— Start —

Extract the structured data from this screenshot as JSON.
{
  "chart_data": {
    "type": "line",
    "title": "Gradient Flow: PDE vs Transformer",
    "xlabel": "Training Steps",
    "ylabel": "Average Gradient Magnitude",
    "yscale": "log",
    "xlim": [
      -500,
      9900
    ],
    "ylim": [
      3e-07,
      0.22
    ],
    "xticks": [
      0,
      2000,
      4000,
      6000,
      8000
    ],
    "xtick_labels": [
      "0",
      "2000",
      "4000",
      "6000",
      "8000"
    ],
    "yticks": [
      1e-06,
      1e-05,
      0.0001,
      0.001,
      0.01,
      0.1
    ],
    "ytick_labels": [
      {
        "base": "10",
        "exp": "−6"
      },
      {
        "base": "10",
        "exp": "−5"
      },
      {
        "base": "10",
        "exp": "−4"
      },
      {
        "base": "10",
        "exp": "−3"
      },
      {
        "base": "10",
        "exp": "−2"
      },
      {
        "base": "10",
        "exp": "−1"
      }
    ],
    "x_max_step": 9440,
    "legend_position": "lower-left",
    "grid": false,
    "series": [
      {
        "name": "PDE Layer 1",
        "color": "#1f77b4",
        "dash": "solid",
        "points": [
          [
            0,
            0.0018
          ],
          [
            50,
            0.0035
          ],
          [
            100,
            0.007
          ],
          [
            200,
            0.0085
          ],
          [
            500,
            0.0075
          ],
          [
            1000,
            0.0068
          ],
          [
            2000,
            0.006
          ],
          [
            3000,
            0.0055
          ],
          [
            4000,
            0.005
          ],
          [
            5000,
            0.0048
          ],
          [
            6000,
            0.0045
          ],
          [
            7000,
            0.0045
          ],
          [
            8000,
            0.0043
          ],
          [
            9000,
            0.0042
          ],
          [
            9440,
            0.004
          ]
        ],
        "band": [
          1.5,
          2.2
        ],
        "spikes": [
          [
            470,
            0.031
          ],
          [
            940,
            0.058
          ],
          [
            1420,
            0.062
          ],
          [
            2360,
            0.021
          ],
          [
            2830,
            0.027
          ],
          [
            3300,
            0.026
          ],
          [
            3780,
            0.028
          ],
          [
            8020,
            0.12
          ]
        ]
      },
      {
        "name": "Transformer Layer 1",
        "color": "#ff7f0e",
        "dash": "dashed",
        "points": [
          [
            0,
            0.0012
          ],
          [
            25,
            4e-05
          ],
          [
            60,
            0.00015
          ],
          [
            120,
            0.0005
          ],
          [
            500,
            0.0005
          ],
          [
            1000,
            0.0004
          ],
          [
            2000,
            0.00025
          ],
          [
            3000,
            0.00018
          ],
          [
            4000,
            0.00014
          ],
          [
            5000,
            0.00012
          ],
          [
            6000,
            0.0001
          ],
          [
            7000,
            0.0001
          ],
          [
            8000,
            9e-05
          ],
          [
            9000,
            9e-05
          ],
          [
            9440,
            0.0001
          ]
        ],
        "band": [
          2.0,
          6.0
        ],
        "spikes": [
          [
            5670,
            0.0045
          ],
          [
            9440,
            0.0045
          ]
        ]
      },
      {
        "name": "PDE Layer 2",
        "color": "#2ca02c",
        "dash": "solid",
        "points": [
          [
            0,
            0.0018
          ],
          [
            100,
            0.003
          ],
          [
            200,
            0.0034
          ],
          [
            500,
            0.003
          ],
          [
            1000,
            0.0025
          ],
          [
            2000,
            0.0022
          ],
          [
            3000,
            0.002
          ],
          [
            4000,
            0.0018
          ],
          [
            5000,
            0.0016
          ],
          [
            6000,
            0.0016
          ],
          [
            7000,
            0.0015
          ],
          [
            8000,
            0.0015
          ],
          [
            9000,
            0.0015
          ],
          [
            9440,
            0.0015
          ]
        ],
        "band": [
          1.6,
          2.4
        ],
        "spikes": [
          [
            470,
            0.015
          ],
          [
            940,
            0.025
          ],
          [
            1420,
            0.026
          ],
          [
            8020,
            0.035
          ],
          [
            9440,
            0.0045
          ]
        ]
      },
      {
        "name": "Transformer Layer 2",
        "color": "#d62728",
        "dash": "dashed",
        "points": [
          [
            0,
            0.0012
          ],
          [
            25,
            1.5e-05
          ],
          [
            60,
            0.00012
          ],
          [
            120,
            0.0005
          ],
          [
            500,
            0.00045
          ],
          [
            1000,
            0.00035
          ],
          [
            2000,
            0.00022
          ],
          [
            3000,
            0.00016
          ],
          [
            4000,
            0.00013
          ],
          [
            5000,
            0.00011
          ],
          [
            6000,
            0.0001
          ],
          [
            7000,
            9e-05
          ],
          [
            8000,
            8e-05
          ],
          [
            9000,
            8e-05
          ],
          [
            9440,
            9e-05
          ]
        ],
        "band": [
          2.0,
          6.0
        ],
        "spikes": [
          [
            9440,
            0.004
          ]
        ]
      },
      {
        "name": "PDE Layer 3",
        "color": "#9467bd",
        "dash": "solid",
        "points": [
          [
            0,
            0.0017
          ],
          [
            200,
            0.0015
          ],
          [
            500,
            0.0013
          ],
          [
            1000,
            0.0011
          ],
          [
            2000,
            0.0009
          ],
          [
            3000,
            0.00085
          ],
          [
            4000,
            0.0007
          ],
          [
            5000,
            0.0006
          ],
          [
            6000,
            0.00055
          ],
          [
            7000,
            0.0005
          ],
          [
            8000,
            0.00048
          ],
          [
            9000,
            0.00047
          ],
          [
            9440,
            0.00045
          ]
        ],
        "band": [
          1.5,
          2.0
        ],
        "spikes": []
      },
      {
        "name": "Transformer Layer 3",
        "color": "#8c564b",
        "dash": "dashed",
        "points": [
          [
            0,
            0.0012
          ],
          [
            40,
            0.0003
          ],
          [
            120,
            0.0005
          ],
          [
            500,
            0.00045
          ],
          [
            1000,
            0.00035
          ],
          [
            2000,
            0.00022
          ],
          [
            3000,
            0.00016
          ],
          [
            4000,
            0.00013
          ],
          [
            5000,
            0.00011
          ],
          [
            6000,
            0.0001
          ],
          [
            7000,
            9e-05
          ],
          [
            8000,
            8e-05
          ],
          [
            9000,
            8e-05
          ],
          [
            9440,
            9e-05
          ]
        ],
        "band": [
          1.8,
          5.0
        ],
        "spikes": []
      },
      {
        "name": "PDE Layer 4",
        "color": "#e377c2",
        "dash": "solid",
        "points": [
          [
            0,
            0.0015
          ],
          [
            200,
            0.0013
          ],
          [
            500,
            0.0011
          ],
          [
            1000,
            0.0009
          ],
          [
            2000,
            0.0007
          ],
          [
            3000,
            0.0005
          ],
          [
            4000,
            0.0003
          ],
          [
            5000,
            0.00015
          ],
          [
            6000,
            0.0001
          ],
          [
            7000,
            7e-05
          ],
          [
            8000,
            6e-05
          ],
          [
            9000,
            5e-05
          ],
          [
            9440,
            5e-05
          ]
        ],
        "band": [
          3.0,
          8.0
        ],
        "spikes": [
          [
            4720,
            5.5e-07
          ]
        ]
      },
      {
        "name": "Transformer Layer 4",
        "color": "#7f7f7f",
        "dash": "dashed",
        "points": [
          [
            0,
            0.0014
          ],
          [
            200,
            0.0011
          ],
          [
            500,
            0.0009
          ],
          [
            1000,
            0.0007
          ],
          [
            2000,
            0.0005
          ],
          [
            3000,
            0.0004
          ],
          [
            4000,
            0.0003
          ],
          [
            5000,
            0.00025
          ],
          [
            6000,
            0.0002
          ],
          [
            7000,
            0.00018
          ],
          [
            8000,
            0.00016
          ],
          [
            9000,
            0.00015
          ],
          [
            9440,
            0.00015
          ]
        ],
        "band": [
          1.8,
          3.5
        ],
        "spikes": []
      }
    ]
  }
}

— End —

What is asked -> Which lines contain "Transformer"? Show each of them.

Reply to the task ->
    "title": "Gradient Flow: PDE vs Transformer",
        "name": "Transformer Layer 1",
        "name": "Transformer Layer 2",
        "name": "Transformer Layer 3",
        "name": "Transformer Layer 4",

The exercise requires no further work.